**Work to complete**. Set down every entry again word for word, please, but skip the pictures.

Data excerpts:
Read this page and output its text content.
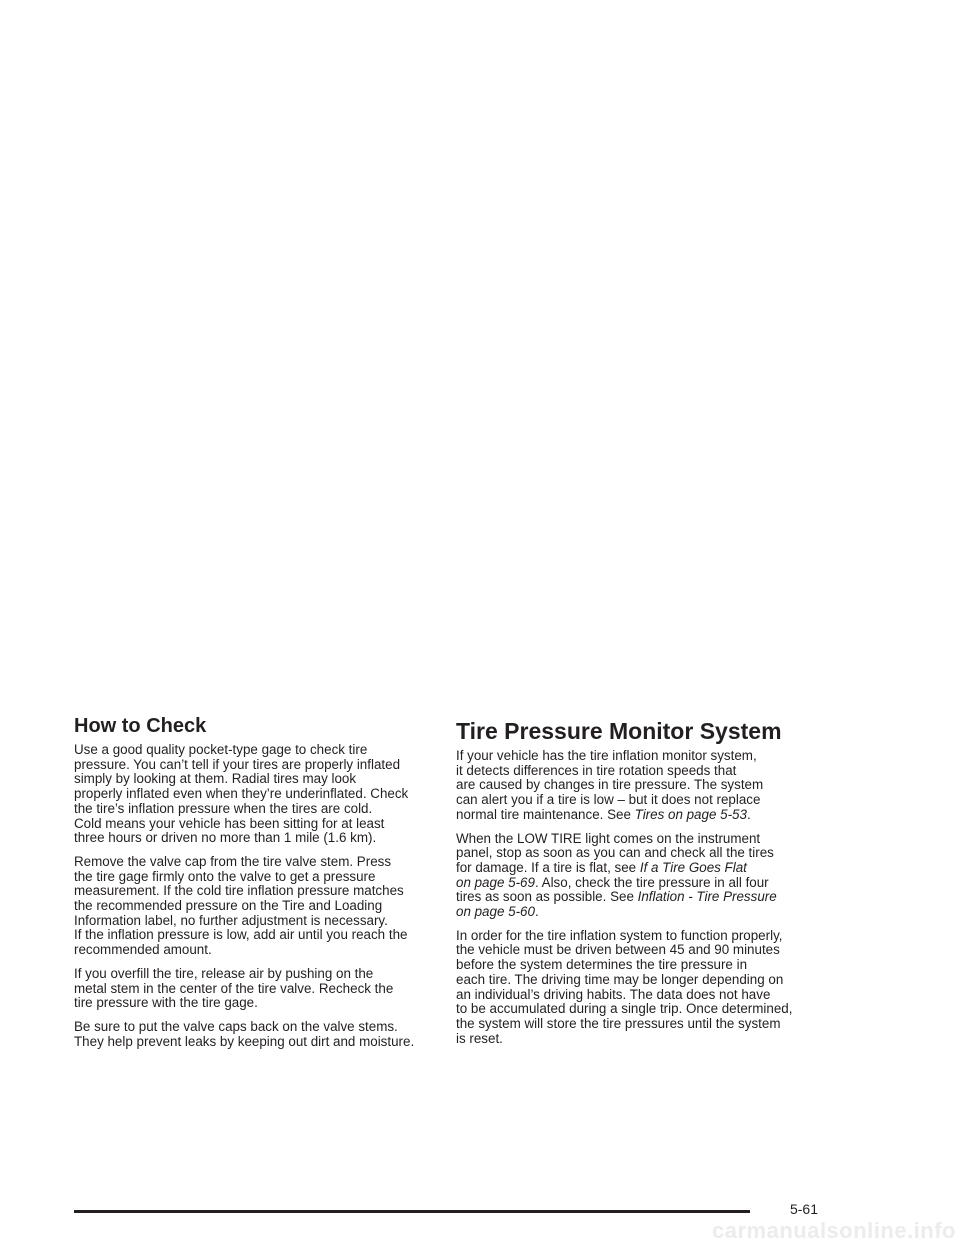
How to Check

Use a good quality pocket-type gage to check tire
pressure. You can’t tell if your tires are properly inflated
simply by looking at them. Radial tires may look
properly inflated even when they’re underinflated. Check
the tire’s inflation pressure when the tires are cold.
Cold means your vehicle has been sitting for at least
three hours or driven no more than 1 mile (1.6 km).

Remove the valve cap from the tire valve stem. Press
the tire gage firmly onto the valve to get a pressure
measurement. If the cold tire inflation pressure matches
the recommended pressure on the Tire and Loading
Information label, no further adjustment is necessary.
If the inflation pressure is low, add air until you reach the
recommended amount.

If you overfill the tire, release air by pushing on the
metal stem in the center of the tire valve. Recheck the
tire pressure with the tire gage.

Be sure to put the valve caps back on the valve stems.
They help prevent leaks by keeping out dirt and moisture.

Tire Pressure Monitor System

If your vehicle has the tire inflation monitor system,
it detects differences in tire rotation speeds that
are caused by changes in tire pressure. The system
can alert you if a tire is low – but it does not replace
normal tire maintenance. See Tires on page 5-53.

When the LOW TIRE light comes on the instrument
panel, stop as soon as you can and check all the tires
for damage. If a tire is flat, see If a Tire Goes Flat
on page 5-69. Also, check the tire pressure in all four
tires as soon as possible. See Inflation - Tire Pressure
on page 5-60.

In order for the tire inflation system to function properly,
the vehicle must be driven between 45 and 90 minutes
before the system determines the tire pressure in
each tire. The driving time may be longer depending on
an individual’s driving habits. The data does not have
to be accumulated during a single trip. Once determined,
the system will store the tire pressures until the system
is reset.

5-61
carmanualsonline.info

**Problem solution**.
Read this page and output its text content.
How to Check

Use a good quality pocket-type gage to check tire
pressure. You can’t tell if your tires are properly inflated
simply by looking at them. Radial tires may look
properly inflated even when they’re underinflated. Check
the tire’s inflation pressure when the tires are cold.
Cold means your vehicle has been sitting for at least
three hours or driven no more than 1 mile (1.6 km).

Remove the valve cap from the tire valve stem. Press
the tire gage firmly onto the valve to get a pressure
measurement. If the cold tire inflation pressure matches
the recommended pressure on the Tire and Loading
Information label, no further adjustment is necessary.
If the inflation pressure is low, add air until you reach the
recommended amount.

If you overfill the tire, release air by pushing on the
metal stem in the center of the tire valve. Recheck the
tire pressure with the tire gage.

Be sure to put the valve caps back on the valve stems.
They help prevent leaks by keeping out dirt and moisture.

Tire Pressure Monitor System

If your vehicle has the tire inflation monitor system,
it detects differences in tire rotation speeds that
are caused by changes in tire pressure. The system
can alert you if a tire is low – but it does not replace
normal tire maintenance. See Tires on page 5-53.

When the LOW TIRE light comes on the instrument
panel, stop as soon as you can and check all the tires
for damage. If a tire is flat, see If a Tire Goes Flat
on page 5-69. Also, check the tire pressure in all four
tires as soon as possible. See Inflation - Tire Pressure
on page 5-60.

In order for the tire inflation system to function properly,
the vehicle must be driven between 45 and 90 minutes
before the system determines the tire pressure in
each tire. The driving time may be longer depending on
an individual’s driving habits. The data does not have
to be accumulated during a single trip. Once determined,
the system will store the tire pressures until the system
is reset.

5-61
carmanualsonline.info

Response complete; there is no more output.